DATA FOR THIS EXERCISE.
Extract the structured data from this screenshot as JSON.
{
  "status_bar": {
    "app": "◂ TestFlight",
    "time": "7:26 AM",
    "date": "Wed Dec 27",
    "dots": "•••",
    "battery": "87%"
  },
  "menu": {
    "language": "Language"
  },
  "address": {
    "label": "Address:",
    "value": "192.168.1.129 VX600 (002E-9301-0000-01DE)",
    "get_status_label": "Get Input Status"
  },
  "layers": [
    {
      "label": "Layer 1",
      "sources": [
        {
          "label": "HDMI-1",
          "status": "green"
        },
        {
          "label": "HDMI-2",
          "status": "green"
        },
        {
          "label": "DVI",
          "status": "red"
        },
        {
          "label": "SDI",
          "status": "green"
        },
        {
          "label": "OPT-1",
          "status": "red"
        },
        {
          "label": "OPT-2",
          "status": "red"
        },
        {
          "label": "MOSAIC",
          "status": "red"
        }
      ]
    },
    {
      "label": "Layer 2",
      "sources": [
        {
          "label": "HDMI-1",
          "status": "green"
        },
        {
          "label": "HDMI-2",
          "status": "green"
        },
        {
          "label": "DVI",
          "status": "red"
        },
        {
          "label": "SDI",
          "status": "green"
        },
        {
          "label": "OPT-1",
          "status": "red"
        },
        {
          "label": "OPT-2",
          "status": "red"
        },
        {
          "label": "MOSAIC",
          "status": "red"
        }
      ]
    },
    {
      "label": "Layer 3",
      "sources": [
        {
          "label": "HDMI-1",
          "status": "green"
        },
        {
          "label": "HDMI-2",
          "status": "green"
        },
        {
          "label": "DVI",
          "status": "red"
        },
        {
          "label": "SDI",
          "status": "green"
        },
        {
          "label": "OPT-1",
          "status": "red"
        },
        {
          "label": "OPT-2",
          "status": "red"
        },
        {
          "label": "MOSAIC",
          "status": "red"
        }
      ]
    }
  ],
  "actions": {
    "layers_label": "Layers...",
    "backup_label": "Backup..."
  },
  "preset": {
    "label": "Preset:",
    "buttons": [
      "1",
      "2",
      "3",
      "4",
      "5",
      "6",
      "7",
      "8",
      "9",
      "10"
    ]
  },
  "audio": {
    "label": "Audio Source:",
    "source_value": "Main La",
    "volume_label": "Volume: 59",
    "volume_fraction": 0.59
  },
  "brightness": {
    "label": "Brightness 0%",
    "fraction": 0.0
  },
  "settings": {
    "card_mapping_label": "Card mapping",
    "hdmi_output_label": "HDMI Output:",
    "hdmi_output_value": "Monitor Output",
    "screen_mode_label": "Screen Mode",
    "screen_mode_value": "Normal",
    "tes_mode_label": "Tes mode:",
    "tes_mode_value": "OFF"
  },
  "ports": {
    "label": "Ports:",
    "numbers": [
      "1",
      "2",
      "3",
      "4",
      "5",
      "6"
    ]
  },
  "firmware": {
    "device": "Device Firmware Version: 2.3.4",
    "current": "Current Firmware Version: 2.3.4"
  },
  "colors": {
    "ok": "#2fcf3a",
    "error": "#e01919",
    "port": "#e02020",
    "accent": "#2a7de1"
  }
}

EXERCISE GOAL.
The records above should be returned exactly.

EXERCISE RESULT.
Extract the structured data from this screenshot as JSON.
{
  "status_bar": {
    "app": "◂ TestFlight",
    "time": "7:26 AM",
    "date": "Wed Dec 27",
    "dots": "•••",
    "battery": "87%"
  },
  "menu": {
    "language": "Language"
  },
  "address": {
    "label": "Address:",
    "value": "192.168.1.129 VX600 (002E-9301-0000-01DE)",
    "get_status_label": "Get Input Status"
  },
  "layers": [
    {
      "label": "Layer 1",
      "sources": [
        {
          "label": "HDMI-1",
          "status": "green"
        },
        {
          "label": "HDMI-2",
          "status": "green"
        },
        {
          "label": "DVI",
          "status": "red"
        },
        {
          "label": "SDI",
          "status": "green"
        },
        {
          "label": "OPT-1",
          "status": "red"
        },
        {
          "label": "OPT-2",
          "status": "red"
        },
        {
          "label": "MOSAIC",
          "status": "red"
        }
      ]
    },
    {
      "label": "Layer 2",
      "sources": [
        {
          "label": "HDMI-1",
          "status": "green"
        },
        {
          "label": "HDMI-2",
          "status": "green"
        },
        {
          "label": "DVI",
          "status": "red"
        },
        {
          "label": "SDI",
          "status": "green"
        },
        {
          "label": "OPT-1",
          "status": "red"
        },
        {
          "label": "OPT-2",
          "status": "red"
        },
        {
          "label": "MOSAIC",
          "status": "red"
        }
      ]
    },
    {
      "label": "Layer 3",
      "sources": [
        {
          "label": "HDMI-1",
          "status": "green"
        },
        {
          "label": "HDMI-2",
          "status": "green"
        },
        {
          "label": "DVI",
          "status": "red"
        },
        {
          "label": "SDI",
          "status": "green"
        },
        {
          "label": "OPT-1",
          "status": "red"
        },
        {
          "label": "OPT-2",
          "status": "red"
        },
        {
          "label": "MOSAIC",
          "status": "red"
        }
      ]
    }
  ],
  "actions": {
    "layers_label": "Layers...",
    "backup_label": "Backup..."
  },
  "preset": {
    "label": "Preset:",
    "buttons": [
      "1",
      "2",
      "3",
      "4",
      "5",
      "6",
      "7",
      "8",
      "9",
      "10"
    ]
  },
  "audio": {
    "label": "Audio Source:",
    "source_value": "Main La",
    "volume_label": "Volume: 59",
    "volume_fraction": 0.59
  },
  "brightness": {
    "label": "Brightness 0%",
    "fraction": 0.0
  },
  "settings": {
    "card_mapping_label": "Card mapping",
    "hdmi_output_label": "HDMI Output:",
    "hdmi_output_value": "Monitor Output",
    "screen_mode_label": "Screen Mode",
    "screen_mode_value": "Normal",
    "tes_mode_label": "Tes mode:",
    "tes_mode_value": "OFF"
  },
  "ports": {
    "label": "Ports:",
    "numbers": [
      "1",
      "2",
      "3",
      "4",
      "5",
      "6"
    ]
  },
  "firmware": {
    "device": "Device Firmware Version: 2.3.4",
    "current": "Current Firmware Version: 2.3.4"
  },
  "colors": {
    "ok": "#2fcf3a",
    "error": "#e01919",
    "port": "#e02020",
    "accent": "#2a7de1"
  }
}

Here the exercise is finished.